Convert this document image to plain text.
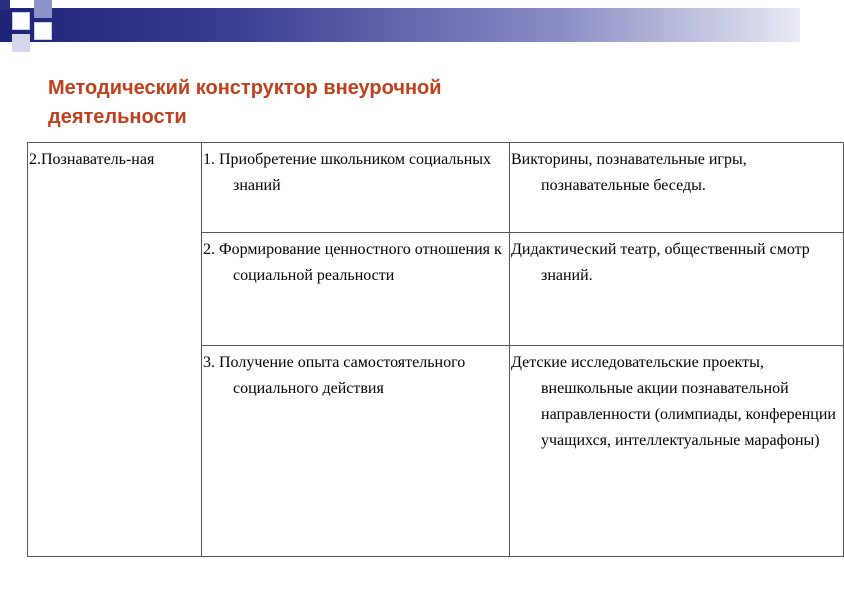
Методический конструктор внеурочной
деятельности
2.Познаватель-ная	1. Приобретение школьником социальных знаний	Викторины, познавательные игры, познавательные беседы.
	2. Формирование ценностного отношения к социальной реальности	Дидактический театр, общественный смотр знаний.
	3. Получение опыта самостоятельного социального действия	Детские исследовательские проекты, внешкольные акции познавательной направленности (олимпиады, конференции учащихся, интеллектуальные марафоны)
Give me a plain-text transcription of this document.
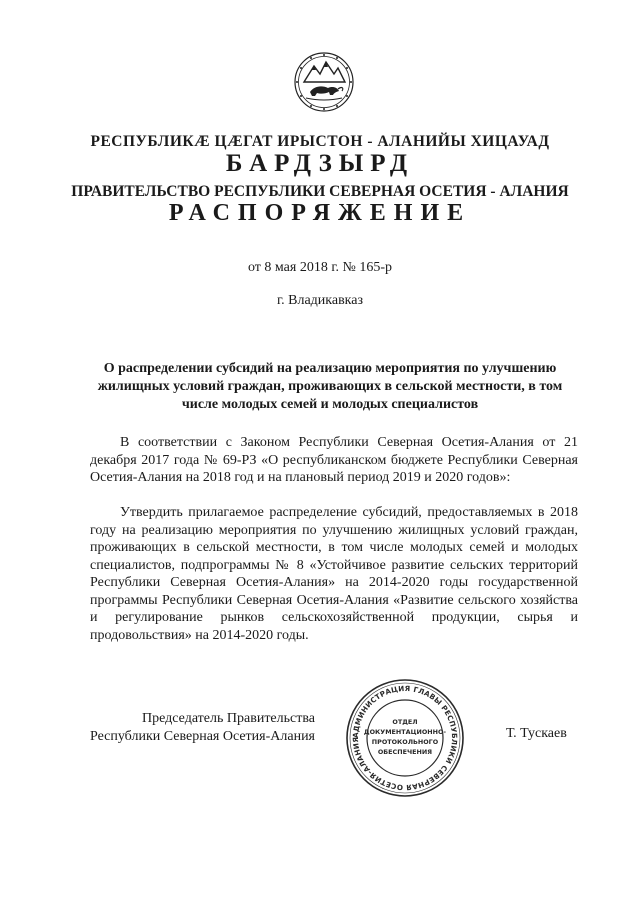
РЕСПУБЛИКӔ ЦӔГАТ ИРЫСТОН - АЛАНИЙЫ ХИЦАУАД
БАРДЗЫРД
ПРАВИТЕЛЬСТВО РЕСПУБЛИКИ СЕВЕРНАЯ ОСЕТИЯ - АЛАНИЯ
РАСПОРЯЖЕНИЕ
от 8 мая 2018 г. № 165-р
г. Владикавказ
О распределении субсидий на реализацию мероприятия по улучшению жилищных условий граждан, проживающих в сельской местности, в том числе молодых семей и молодых специалистов

В соответствии с Законом Республики Северная Осетия-Алания от 21 декабря 2017 года № 69-РЗ «О республиканском бюджете Республики Северная Осетия-Алания на 2018 год и на плановый период 2019 и 2020 годов»:

Утвердить прилагаемое распределение субсидий, предоставляемых в 2018 году на реализацию мероприятия по улучшению жилищных условий граждан, проживающих в сельской местности, в том числе молодых семей и молодых специалистов, подпрограммы № 8 «Устойчивое развитие сельских территорий Республики Северная Осетия-Алания» на 2014-2020 годы государственной программы Республики Северная Осетия-Алания «Развитие сельского хозяйства и регулирование рынков сельскохозяйственной продукции, сырья и продовольствия» на 2014-2020 годы.

Председатель Правительства
Республики Северная Осетия-Алания	АДМИНИСТРАЦИЯ ГЛАВЫ РЕСПУБЛИКИ СЕВЕРНАЯ ОСЕТИЯ-АЛАНИЯ
ОТДЕЛ
ДОКУМЕНТАЦИОННО-
ПРОТОКОЛЬНОГО
ОБЕСПЕЧЕНИЯ
Т. Тускаев
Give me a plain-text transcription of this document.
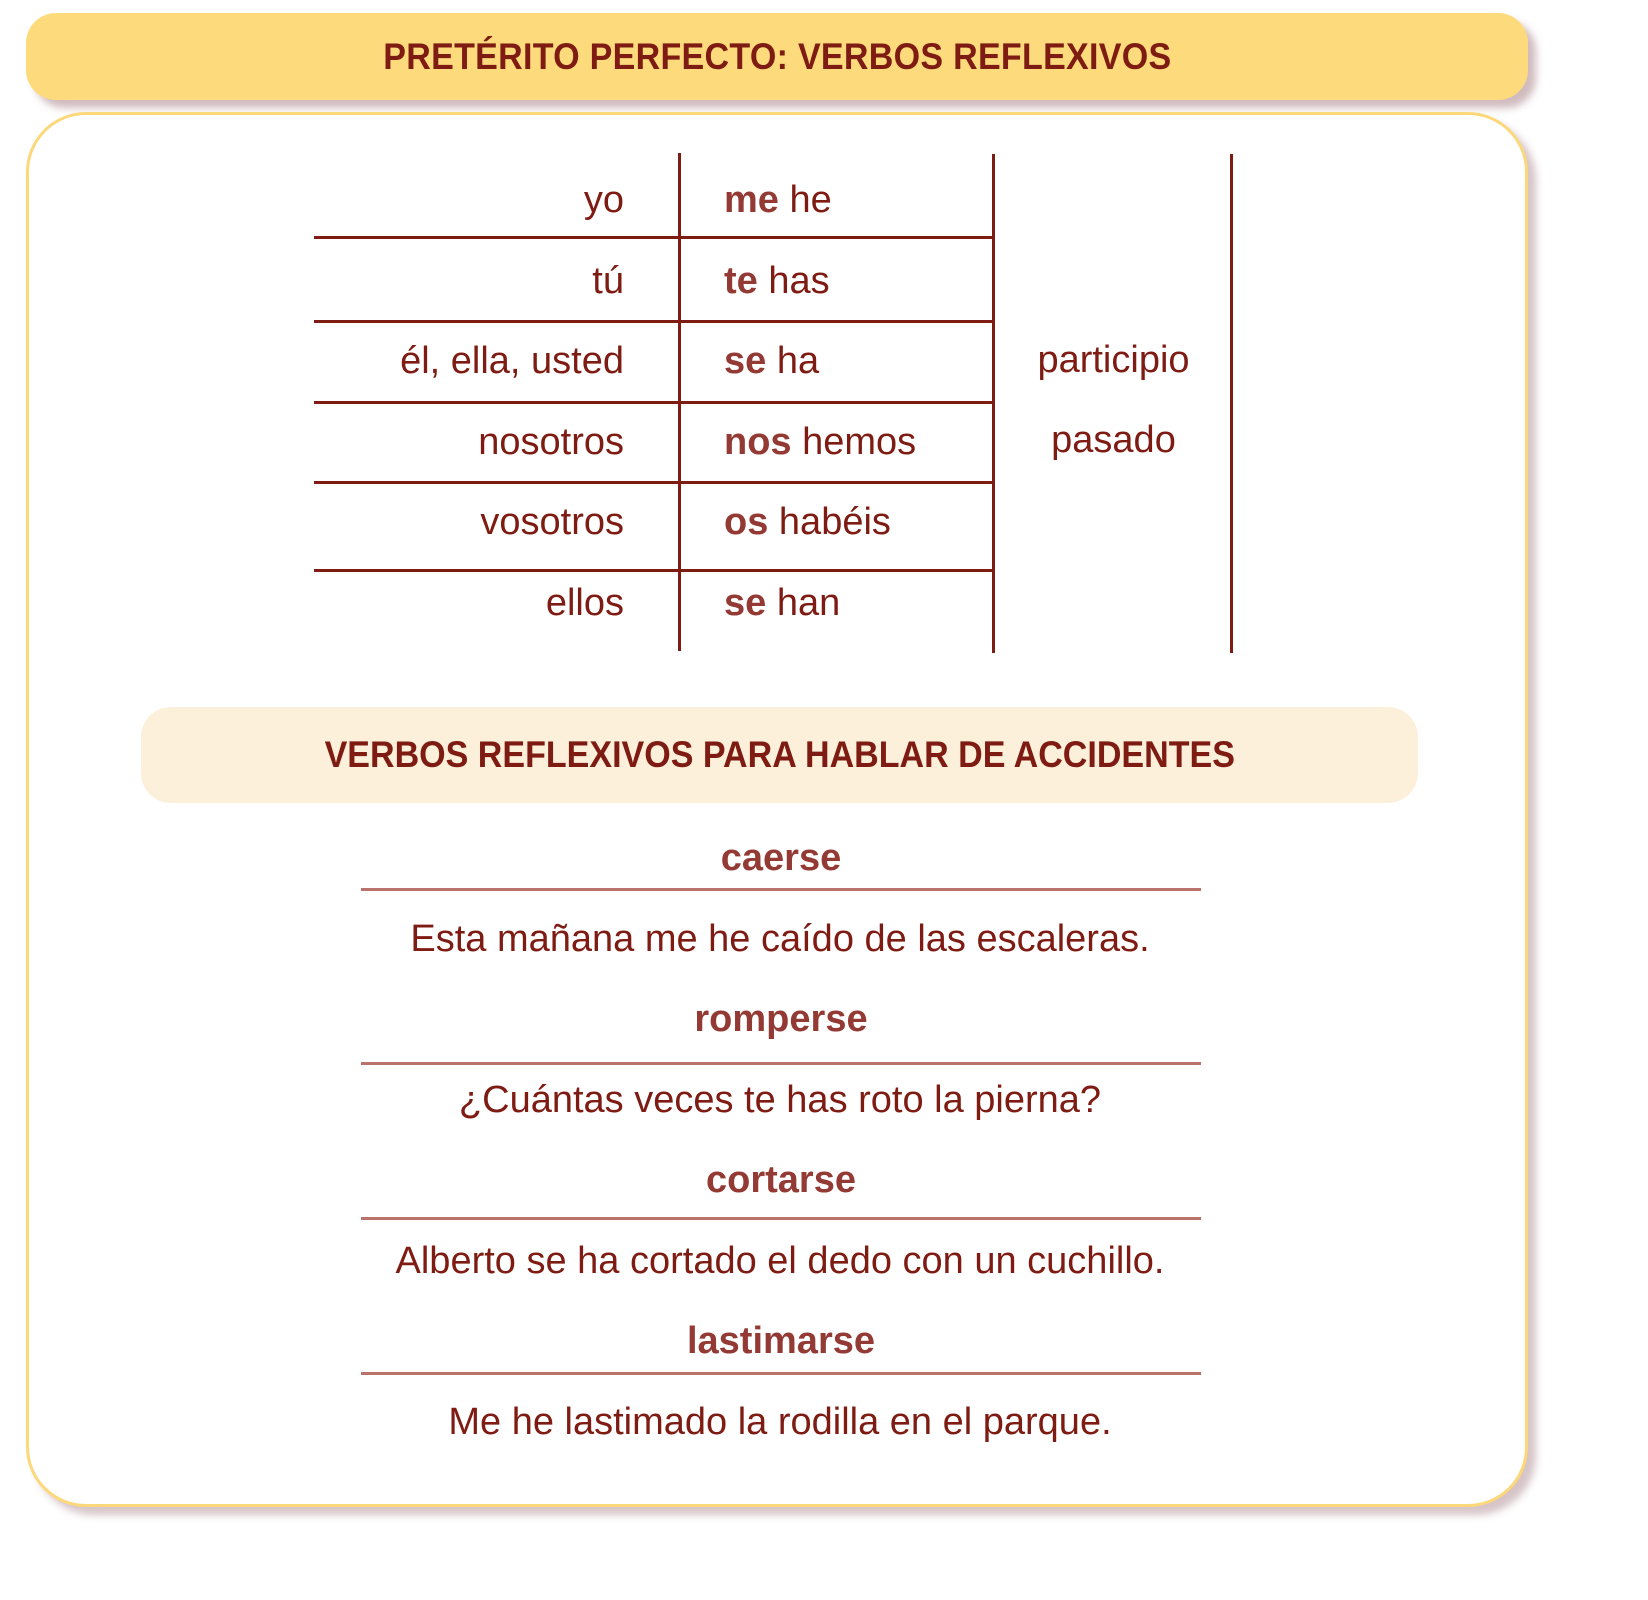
PRETÉRITO PERFECTO: VERBOS REFLEXIVOS
yo
tú
él, ella, usted
nosotros
vosotros
ellos
me he
te has
se ha
nos hemos
os habéis
se han
participio
pasado
VERBOS REFLEXIVOS PARA HABLAR DE ACCIDENTES
caerse
Esta mañana me he caído de las escaleras.
romperse
¿Cuántas veces te has roto la pierna?
cortarse
Alberto se ha cortado el dedo con un cuchillo.
lastimarse
Me he lastimado la rodilla en el parque.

= = = =

Count how many lines above include the word "субсидий" and answer with that figure only.

2